▶ [Aim of the task] Leave out the pictures and return every entry exactly as it appears.

▶ [Available records]
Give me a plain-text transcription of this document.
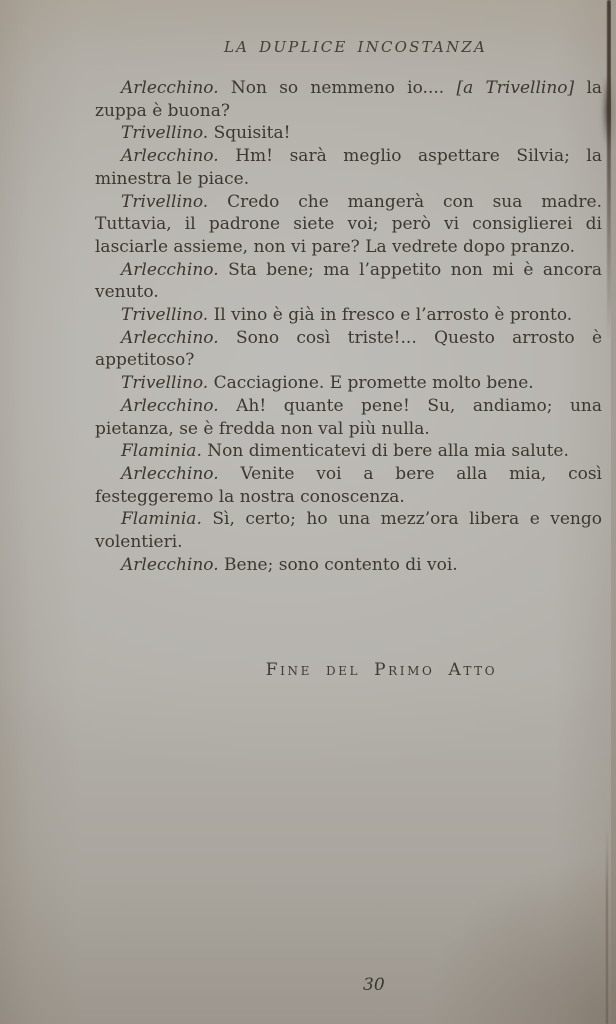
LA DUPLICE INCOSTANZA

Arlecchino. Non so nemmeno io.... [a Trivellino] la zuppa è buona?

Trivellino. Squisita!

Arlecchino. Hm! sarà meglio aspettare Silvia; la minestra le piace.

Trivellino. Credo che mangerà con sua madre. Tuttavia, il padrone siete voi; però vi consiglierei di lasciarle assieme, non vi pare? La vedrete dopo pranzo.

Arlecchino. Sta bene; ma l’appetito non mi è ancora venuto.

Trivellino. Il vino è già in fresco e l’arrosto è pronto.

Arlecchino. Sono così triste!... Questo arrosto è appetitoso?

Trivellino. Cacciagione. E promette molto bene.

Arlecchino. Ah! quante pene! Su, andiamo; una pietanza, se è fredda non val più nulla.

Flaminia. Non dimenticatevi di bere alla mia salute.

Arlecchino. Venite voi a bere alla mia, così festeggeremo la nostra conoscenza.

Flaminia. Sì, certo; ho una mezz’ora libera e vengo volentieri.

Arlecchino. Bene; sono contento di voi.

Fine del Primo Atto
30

▶ [Solution]
Give me a plain-text transcription of this document.
LA DUPLICE INCOSTANZA

Arlecchino. Non so nemmeno io.... [a Trivellino] la zuppa è buona?

Trivellino. Squisita!

Arlecchino. Hm! sarà meglio aspettare Silvia; la minestra le piace.

Trivellino. Credo che mangerà con sua madre. Tuttavia, il padrone siete voi; però vi consiglierei di lasciarle assieme, non vi pare? La vedrete dopo pranzo.

Arlecchino. Sta bene; ma l’appetito non mi è ancora venuto.

Trivellino. Il vino è già in fresco e l’arrosto è pronto.

Arlecchino. Sono così triste!... Questo arrosto è appetitoso?

Trivellino. Cacciagione. E promette molto bene.

Arlecchino. Ah! quante pene! Su, andiamo; una pietanza, se è fredda non val più nulla.

Flaminia. Non dimenticatevi di bere alla mia salute.

Arlecchino. Venite voi a bere alla mia, così festeggeremo la nostra conoscenza.

Flaminia. Sì, certo; ho una mezz’ora libera e vengo volentieri.

Arlecchino. Bene; sono contento di voi.

Fine del Primo Atto
30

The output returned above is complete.